## [EXERCISE]
Copy the material that follows word for word and omit its pictures.

## [ITEMS]

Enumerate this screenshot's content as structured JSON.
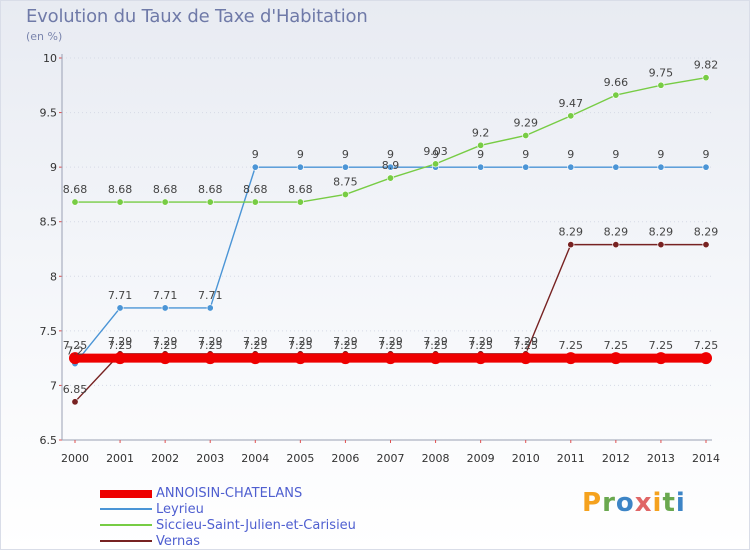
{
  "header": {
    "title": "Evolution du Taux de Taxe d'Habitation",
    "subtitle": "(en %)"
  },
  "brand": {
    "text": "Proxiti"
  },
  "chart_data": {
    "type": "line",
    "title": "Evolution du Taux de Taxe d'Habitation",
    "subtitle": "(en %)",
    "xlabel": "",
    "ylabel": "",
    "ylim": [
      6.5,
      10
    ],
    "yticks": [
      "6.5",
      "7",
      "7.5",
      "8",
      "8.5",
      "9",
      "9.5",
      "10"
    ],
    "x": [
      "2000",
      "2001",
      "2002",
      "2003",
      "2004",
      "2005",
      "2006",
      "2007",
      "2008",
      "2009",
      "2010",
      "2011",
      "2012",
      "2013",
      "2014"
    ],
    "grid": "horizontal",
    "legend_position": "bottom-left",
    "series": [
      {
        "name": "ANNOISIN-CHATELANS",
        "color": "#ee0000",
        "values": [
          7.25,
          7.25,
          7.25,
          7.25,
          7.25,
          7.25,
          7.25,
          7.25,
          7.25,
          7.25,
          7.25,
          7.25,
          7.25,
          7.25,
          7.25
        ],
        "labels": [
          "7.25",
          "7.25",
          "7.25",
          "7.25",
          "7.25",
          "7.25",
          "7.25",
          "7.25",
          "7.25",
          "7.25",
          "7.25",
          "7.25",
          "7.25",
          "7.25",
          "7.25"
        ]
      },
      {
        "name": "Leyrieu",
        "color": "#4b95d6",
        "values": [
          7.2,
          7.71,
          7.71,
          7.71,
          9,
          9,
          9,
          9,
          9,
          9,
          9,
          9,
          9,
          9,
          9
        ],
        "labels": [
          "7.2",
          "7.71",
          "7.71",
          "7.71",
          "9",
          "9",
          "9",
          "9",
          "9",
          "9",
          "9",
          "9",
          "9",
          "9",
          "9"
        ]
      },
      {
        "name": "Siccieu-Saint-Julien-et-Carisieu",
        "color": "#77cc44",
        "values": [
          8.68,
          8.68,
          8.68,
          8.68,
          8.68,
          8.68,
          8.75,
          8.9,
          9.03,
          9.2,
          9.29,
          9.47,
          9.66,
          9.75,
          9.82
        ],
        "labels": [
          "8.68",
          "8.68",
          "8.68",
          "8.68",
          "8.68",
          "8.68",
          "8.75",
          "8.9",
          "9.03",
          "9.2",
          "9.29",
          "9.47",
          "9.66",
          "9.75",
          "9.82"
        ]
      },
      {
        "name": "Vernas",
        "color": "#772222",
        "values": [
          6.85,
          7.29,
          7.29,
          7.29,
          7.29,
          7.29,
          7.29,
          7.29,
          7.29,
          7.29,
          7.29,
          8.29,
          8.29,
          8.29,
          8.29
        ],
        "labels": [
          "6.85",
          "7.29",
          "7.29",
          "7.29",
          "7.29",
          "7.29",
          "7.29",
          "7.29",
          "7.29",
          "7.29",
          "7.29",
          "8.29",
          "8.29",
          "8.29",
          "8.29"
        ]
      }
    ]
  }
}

## [SOLUTION TO THIS PROBLEM]
Enumerate this screenshot's content as structured JSON.
{
  "header": {
    "title": "Evolution du Taux de Taxe d'Habitation",
    "subtitle": "(en %)"
  },
  "brand": {
    "text": "Proxiti"
  },
  "chart_data": {
    "type": "line",
    "title": "Evolution du Taux de Taxe d'Habitation",
    "subtitle": "(en %)",
    "xlabel": "",
    "ylabel": "",
    "ylim": [
      6.5,
      10
    ],
    "yticks": [
      "6.5",
      "7",
      "7.5",
      "8",
      "8.5",
      "9",
      "9.5",
      "10"
    ],
    "x": [
      "2000",
      "2001",
      "2002",
      "2003",
      "2004",
      "2005",
      "2006",
      "2007",
      "2008",
      "2009",
      "2010",
      "2011",
      "2012",
      "2013",
      "2014"
    ],
    "grid": "horizontal",
    "legend_position": "bottom-left",
    "series": [
      {
        "name": "ANNOISIN-CHATELANS",
        "color": "#ee0000",
        "values": [
          7.25,
          7.25,
          7.25,
          7.25,
          7.25,
          7.25,
          7.25,
          7.25,
          7.25,
          7.25,
          7.25,
          7.25,
          7.25,
          7.25,
          7.25
        ],
        "labels": [
          "7.25",
          "7.25",
          "7.25",
          "7.25",
          "7.25",
          "7.25",
          "7.25",
          "7.25",
          "7.25",
          "7.25",
          "7.25",
          "7.25",
          "7.25",
          "7.25",
          "7.25"
        ]
      },
      {
        "name": "Leyrieu",
        "color": "#4b95d6",
        "values": [
          7.2,
          7.71,
          7.71,
          7.71,
          9,
          9,
          9,
          9,
          9,
          9,
          9,
          9,
          9,
          9,
          9
        ],
        "labels": [
          "7.2",
          "7.71",
          "7.71",
          "7.71",
          "9",
          "9",
          "9",
          "9",
          "9",
          "9",
          "9",
          "9",
          "9",
          "9",
          "9"
        ]
      },
      {
        "name": "Siccieu-Saint-Julien-et-Carisieu",
        "color": "#77cc44",
        "values": [
          8.68,
          8.68,
          8.68,
          8.68,
          8.68,
          8.68,
          8.75,
          8.9,
          9.03,
          9.2,
          9.29,
          9.47,
          9.66,
          9.75,
          9.82
        ],
        "labels": [
          "8.68",
          "8.68",
          "8.68",
          "8.68",
          "8.68",
          "8.68",
          "8.75",
          "8.9",
          "9.03",
          "9.2",
          "9.29",
          "9.47",
          "9.66",
          "9.75",
          "9.82"
        ]
      },
      {
        "name": "Vernas",
        "color": "#772222",
        "values": [
          6.85,
          7.29,
          7.29,
          7.29,
          7.29,
          7.29,
          7.29,
          7.29,
          7.29,
          7.29,
          7.29,
          8.29,
          8.29,
          8.29,
          8.29
        ],
        "labels": [
          "6.85",
          "7.29",
          "7.29",
          "7.29",
          "7.29",
          "7.29",
          "7.29",
          "7.29",
          "7.29",
          "7.29",
          "7.29",
          "8.29",
          "8.29",
          "8.29",
          "8.29"
        ]
      }
    ]
  }
}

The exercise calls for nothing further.